Return the complete listing that follows, with each line reproduced exactly.

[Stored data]
· · · ·

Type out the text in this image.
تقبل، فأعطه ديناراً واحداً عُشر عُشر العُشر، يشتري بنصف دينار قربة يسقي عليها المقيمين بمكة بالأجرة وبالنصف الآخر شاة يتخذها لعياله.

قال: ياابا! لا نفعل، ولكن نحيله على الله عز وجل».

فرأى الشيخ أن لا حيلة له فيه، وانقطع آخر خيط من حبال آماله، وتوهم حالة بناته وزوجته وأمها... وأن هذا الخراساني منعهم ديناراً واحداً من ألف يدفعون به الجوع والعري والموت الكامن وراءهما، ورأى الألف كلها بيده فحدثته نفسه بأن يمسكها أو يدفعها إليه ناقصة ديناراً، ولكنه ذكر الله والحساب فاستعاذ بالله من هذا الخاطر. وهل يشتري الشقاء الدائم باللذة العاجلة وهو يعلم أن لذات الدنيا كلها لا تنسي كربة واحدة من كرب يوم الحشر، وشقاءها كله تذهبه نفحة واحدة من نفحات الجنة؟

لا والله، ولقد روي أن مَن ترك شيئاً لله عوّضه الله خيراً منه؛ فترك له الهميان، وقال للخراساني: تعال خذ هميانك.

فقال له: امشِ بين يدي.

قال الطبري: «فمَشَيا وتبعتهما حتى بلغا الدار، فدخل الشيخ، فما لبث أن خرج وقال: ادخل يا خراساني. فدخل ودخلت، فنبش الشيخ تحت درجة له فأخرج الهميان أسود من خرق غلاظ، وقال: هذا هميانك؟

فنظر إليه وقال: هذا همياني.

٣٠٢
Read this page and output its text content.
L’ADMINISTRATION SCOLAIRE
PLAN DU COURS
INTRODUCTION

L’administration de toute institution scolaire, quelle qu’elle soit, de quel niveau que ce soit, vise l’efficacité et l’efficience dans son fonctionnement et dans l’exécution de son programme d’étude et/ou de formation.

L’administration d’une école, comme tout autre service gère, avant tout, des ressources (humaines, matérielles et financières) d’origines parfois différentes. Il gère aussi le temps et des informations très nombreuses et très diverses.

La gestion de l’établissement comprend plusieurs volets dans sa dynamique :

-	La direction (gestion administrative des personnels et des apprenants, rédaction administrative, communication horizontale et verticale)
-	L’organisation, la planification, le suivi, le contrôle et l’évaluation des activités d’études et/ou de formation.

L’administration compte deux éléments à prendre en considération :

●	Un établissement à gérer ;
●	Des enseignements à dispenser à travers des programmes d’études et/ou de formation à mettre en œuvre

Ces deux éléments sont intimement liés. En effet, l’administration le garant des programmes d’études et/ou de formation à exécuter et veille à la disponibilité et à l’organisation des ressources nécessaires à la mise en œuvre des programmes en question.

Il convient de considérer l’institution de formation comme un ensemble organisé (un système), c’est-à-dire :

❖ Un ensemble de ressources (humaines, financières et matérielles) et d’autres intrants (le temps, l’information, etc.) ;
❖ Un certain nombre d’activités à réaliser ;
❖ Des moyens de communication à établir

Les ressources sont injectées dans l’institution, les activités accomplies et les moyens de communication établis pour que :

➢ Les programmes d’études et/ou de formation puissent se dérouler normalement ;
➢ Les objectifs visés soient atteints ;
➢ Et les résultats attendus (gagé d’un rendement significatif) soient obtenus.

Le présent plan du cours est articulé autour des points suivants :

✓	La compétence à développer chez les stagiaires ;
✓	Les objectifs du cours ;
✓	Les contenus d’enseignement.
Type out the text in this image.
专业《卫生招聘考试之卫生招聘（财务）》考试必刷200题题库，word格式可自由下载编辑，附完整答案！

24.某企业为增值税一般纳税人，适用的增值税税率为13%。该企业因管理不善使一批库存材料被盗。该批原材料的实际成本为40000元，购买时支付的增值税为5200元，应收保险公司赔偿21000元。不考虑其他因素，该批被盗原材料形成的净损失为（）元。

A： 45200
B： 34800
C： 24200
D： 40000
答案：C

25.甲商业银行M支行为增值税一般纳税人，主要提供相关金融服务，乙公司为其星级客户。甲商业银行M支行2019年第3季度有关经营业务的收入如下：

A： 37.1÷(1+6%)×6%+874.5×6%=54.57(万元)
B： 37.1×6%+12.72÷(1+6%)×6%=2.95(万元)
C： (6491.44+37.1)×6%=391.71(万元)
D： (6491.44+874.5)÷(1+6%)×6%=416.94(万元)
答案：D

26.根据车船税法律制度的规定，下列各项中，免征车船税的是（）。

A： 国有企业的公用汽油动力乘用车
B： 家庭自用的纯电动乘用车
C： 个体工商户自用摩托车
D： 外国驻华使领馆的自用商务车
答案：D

· · · ·

» Answer below:
Type out the text in this image.
تقبل، فأعطه ديناراً واحداً عُشر عُشر العُشر، يشتري بنصف دينار قربة يسقي عليها المقيمين بمكة بالأجرة وبالنصف الآخر شاة يتخذها لعياله.

قال: ياابا! لا نفعل، ولكن نحيله على الله عز وجل».

فرأى الشيخ أن لا حيلة له فيه، وانقطع آخر خيط من حبال آماله، وتوهم حالة بناته وزوجته وأمها... وأن هذا الخراساني منعهم ديناراً واحداً من ألف يدفعون به الجوع والعري والموت الكامن وراءهما، ورأى الألف كلها بيده فحدثته نفسه بأن يمسكها أو يدفعها إليه ناقصة ديناراً، ولكنه ذكر الله والحساب فاستعاذ بالله من هذا الخاطر. وهل يشتري الشقاء الدائم باللذة العاجلة وهو يعلم أن لذات الدنيا كلها لا تنسي كربة واحدة من كرب يوم الحشر، وشقاءها كله تذهبه نفحة واحدة من نفحات الجنة؟

لا والله، ولقد روي أن مَن ترك شيئاً لله عوّضه الله خيراً منه؛ فترك له الهميان، وقال للخراساني: تعال خذ هميانك.

فقال له: امشِ بين يدي.

قال الطبري: «فمَشَيا وتبعتهما حتى بلغا الدار، فدخل الشيخ، فما لبث أن خرج وقال: ادخل يا خراساني. فدخل ودخلت، فنبش الشيخ تحت درجة له فأخرج الهميان أسود من خرق غلاظ، وقال: هذا هميانك؟

فنظر إليه وقال: هذا همياني.

٣٠٢
Read this page and output its text content.
L’ADMINISTRATION SCOLAIRE
PLAN DU COURS
INTRODUCTION

L’administration de toute institution scolaire, quelle qu’elle soit, de quel niveau que ce soit, vise l’efficacité et l’efficience dans son fonctionnement et dans l’exécution de son programme d’étude et/ou de formation.

L’administration d’une école, comme tout autre service gère, avant tout, des ressources (humaines, matérielles et financières) d’origines parfois différentes. Il gère aussi le temps et des informations très nombreuses et très diverses.

La gestion de l’établissement comprend plusieurs volets dans sa dynamique :

-	La direction (gestion administrative des personnels et des apprenants, rédaction administrative, communication horizontale et verticale)
-	L’organisation, la planification, le suivi, le contrôle et l’évaluation des activités d’études et/ou de formation.

L’administration compte deux éléments à prendre en considération :

●	Un établissement à gérer ;
●	Des enseignements à dispenser à travers des programmes d’études et/ou de formation à mettre en œuvre

Ces deux éléments sont intimement liés. En effet, l’administration le garant des programmes d’études et/ou de formation à exécuter et veille à la disponibilité et à l’organisation des ressources nécessaires à la mise en œuvre des programmes en question.

Il convient de considérer l’institution de formation comme un ensemble organisé (un système), c’est-à-dire :

❖ Un ensemble de ressources (humaines, financières et matérielles) et d’autres intrants (le temps, l’information, etc.) ;
❖ Un certain nombre d’activités à réaliser ;
❖ Des moyens de communication à établir

Les ressources sont injectées dans l’institution, les activités accomplies et les moyens de communication établis pour que :

➢ Les programmes d’études et/ou de formation puissent se dérouler normalement ;
➢ Les objectifs visés soient atteints ;
➢ Et les résultats attendus (gagé d’un rendement significatif) soient obtenus.

Le présent plan du cours est articulé autour des points suivants :

✓	La compétence à développer chez les stagiaires ;
✓	Les objectifs du cours ;
✓	Les contenus d’enseignement.
Type out the text in this image.
专业《卫生招聘考试之卫生招聘（财务）》考试必刷200题题库，word格式可自由下载编辑，附完整答案！

24.某企业为增值税一般纳税人，适用的增值税税率为13%。该企业因管理不善使一批库存材料被盗。该批原材料的实际成本为40000元，购买时支付的增值税为5200元，应收保险公司赔偿21000元。不考虑其他因素，该批被盗原材料形成的净损失为（）元。

A： 45200
B： 34800
C： 24200
D： 40000
答案：C

25.甲商业银行M支行为增值税一般纳税人，主要提供相关金融服务，乙公司为其星级客户。甲商业银行M支行2019年第3季度有关经营业务的收入如下：

A： 37.1÷(1+6%)×6%+874.5×6%=54.57(万元)
B： 37.1×6%+12.72÷(1+6%)×6%=2.95(万元)
C： (6491.44+37.1)×6%=391.71(万元)
D： (6491.44+874.5)÷(1+6%)×6%=416.94(万元)
答案：D

26.根据车船税法律制度的规定，下列各项中，免征车船税的是（）。

A： 国有企业的公用汽油动力乘用车
B： 家庭自用的纯电动乘用车
C： 个体工商户自用摩托车
D： 外国驻华使领馆的自用商务车
答案：D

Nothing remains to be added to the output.